• What you need to do:
A) In the article on email marketing below, rewrite the paragraph that begins "You can practice relationship marketing through other channels" as a short bulleted list that keeps its main points.
B) How does the article on email marketing below define relationship marketing?
C) Carry on the article on email marketing below, picking up right after its last line.

Email Marketing Customer Relationships

Why Email Marketing Is Relationship Marketing

For small businesses, online competition is fierce.

And that’s in part because you’re not just competing against other businesses for your audience’s attention, you’re competing with a person’s friends on Facebook, their favorite entertainment blog, the news, and everything else they seek out online.

If you’re going to have any chance of getting and keeping your audience’s attention, you have to develop a relationship with them.

You want your customers to think of more than just your products when they hear your brand name. To do that, you need to cultivate relationships that go beyond the transactional, and give your customers opportunities to interact with you at moments other than when they’re about to buy.

Where building customer relationships used to primarily happen in person, that process has now largely moved online for many businesses. Instead of urging your audience to make stopping by the store a habit, you want to give them reasons to keep coming back to your website regularly.

The most powerful marketing tool you have for encouraging habitual online interactions with your brand is email marketing.


Email is the Cornerstone of Good Relationship Marketing

Email marketing is a cost-effective solution that gives you the power to reach customers in a place most people visit every day — their inbox. Anybody who takes the step of signing up for your email list is telling you they want a relationship with your company. That makes them some of the most valuable customers you have.

The research backs it up:

As with any marketing tactic though, the power of email marketing doesn’t lie in the platform itself – it’s all about how you use it. The reason email has so much potential for success is because it gives brands a way to reach loyal customers regularly and directly.

Relationship marketing – a marketing approach that prioritizes developing an ongoing relationship with customers – depends on this kind of access. Once customers agree to let you in, you have the opportunity to show them how much they matter to you with the kind of valuable content and special offers likely to keep them coming back.

You can practice relationship marketing through other channels – on social media, in customer service interactions, and with loyalty programs, for instance – but none of those provide the direct, consistent interactions that email does. It’s quite simply the most important component to any relationship marketing strategy.


Best Practices for Email Marketing

Every time a person signs up for your email list, it’s a marketing triumph – but there’s no promise that their decision to opt into the relationship is secure moving forward. You have to earn that. And it can be a challenge to pull off.

For your email marketing to succeed – not just in terms of getting you new sales, but also in giving your customers reasons to continue reading and interacting with your emails– you need to follow a few main best practices.


1. Make email marketing part of your content strategy.

• Given material:
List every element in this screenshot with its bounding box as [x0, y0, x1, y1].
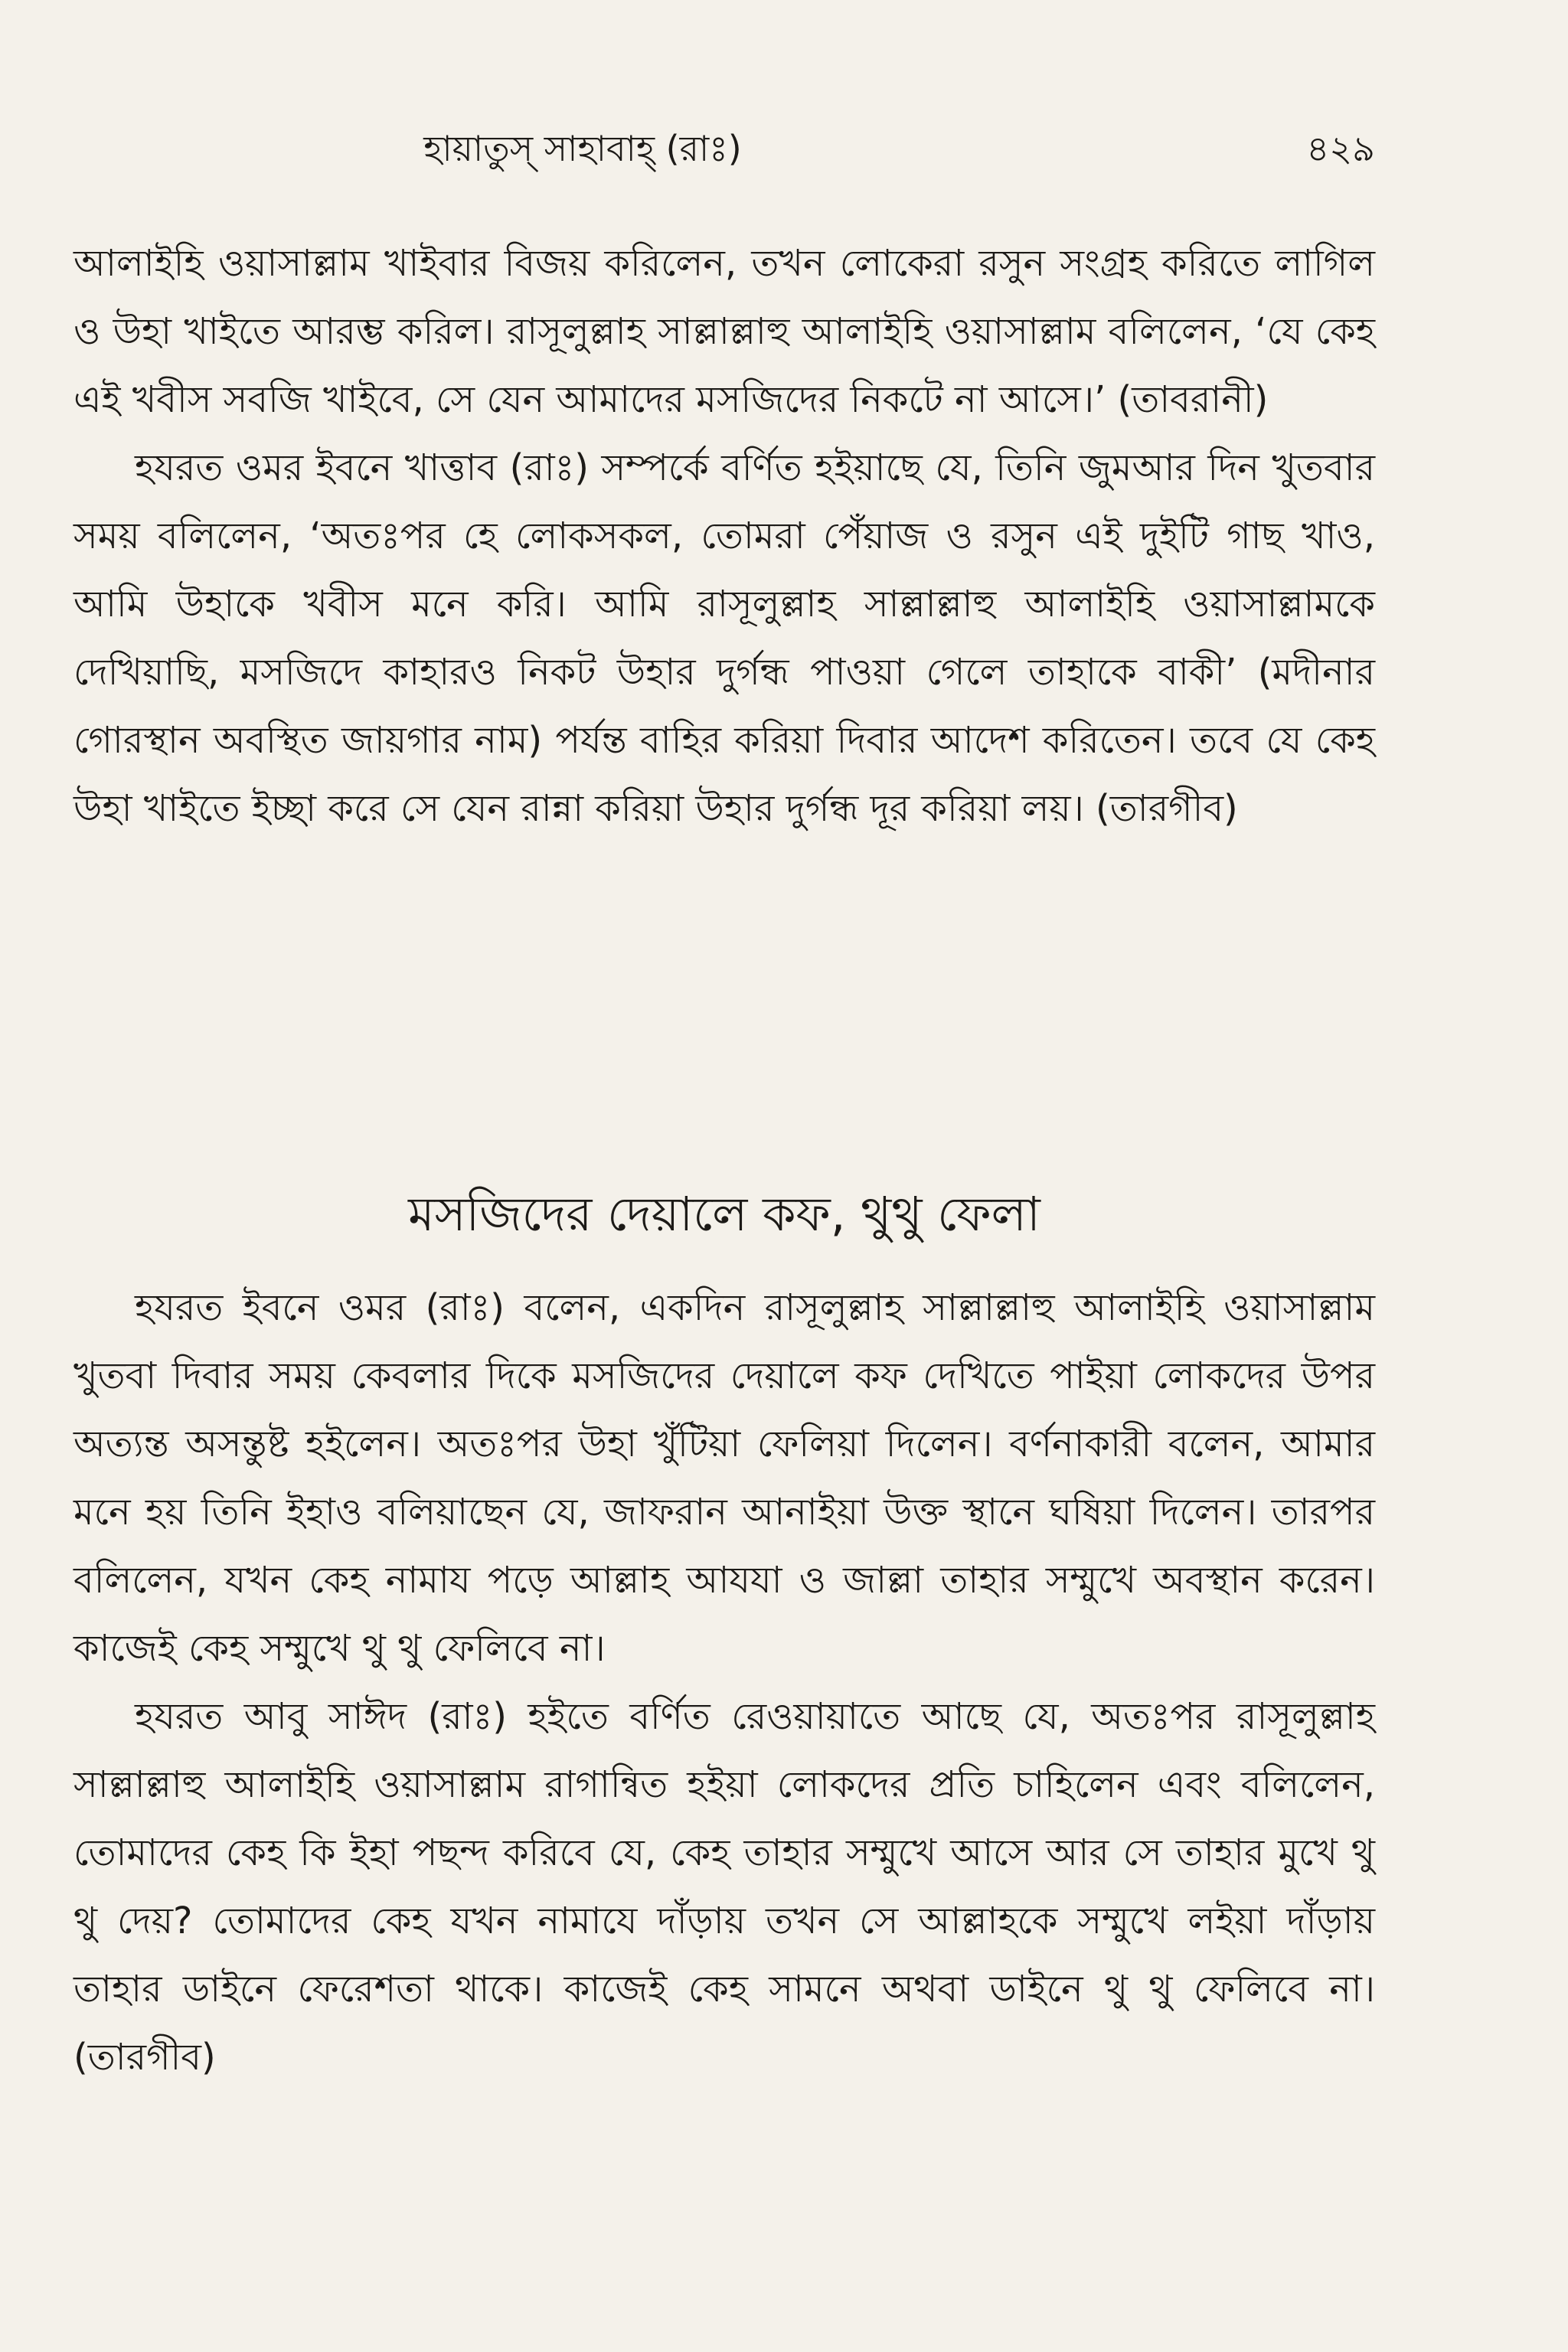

• The answers:
A)
- Relationship marketing can also happen through other channels, such as social media, customer service interactions, and loyalty programs.
- None of these channels gives the direct, consistent interactions that email does.
- Email is the most important part of any relationship marketing strategy.

B) It is a marketing approach that puts developing an ongoing relationship with customers first.

C)
Email marketing works best if it’s folded into a larger content marketing strategy, because email and content marketing are a perfect fit. Your email list functions as a tool to promote the content your team produces, while your content does the work of enticing more people to sign up for the email list.

As you use your content more and more over time to build trust with your email recipients, you increase their comfort and familiarity with the brand to the point where they’re likely to help you in your promotion efforts. Email subscribers are almost four times more likely to share posts on social media than those from another source.

And your email analytics can provide useful insights to help you understand your audience better and tailor your entire content strategy over time based on what tactics, formats, and topics perform best with your subscribers.

Email is widely considered one of the most effective forms of content marketing, but it can be as useful for how it helps you promote and strengthen your other content marketing efforts as it is in and of itself.


2. Follow the rules – give customers the chance to opt-in.

When you ask permission, you’re able to build a list of subscribers who are interested in your business and excited to hear from you.

64% of people say the main factor in deciding whether or not to open an email they receive is who it’s from. If you buy an email list and start contacting people with no prior relationship to your company, they have no reason to open the email you sent. Worse, not recognizing who the email’s coming from makes it likely they’ll mark it as spam – 43% of people say they click the “spam” button based on what’s in the “from” field.

When people mark your emails as spam, you can end up blacklisted by some email servers, making it less likely that your emails will reach the people who actually want to read them. That’s bad, but what’s arguably worse is that you hurt your chances of ever gaining trust from the recipient. If they lump your brand in with the hundreds of obnoxious spam emails they get a day – many of them from outright scammers – why would they ever want to start a relationship with your company after that?

Permission-based email marketing is the best route to developing long-lasting customer relationships that can drive repeat sales and valuable word-of-mouth for your business. The benefits of email marketing are only possible if the people receiving your emails care enough to open them, interact with them, and continue receiving them. Don’t jeopardize that by trying to push emails on people that don’t want them.


3. Don’t over promote.

This is a tricky line to walk, because on the one hand, 61% of people say they’re happy receiving weekly promotional emails from brands (and some say they’d even prefer more frequent promotions); but on the other hand, almost a third say they trust content less if it includes a pitch.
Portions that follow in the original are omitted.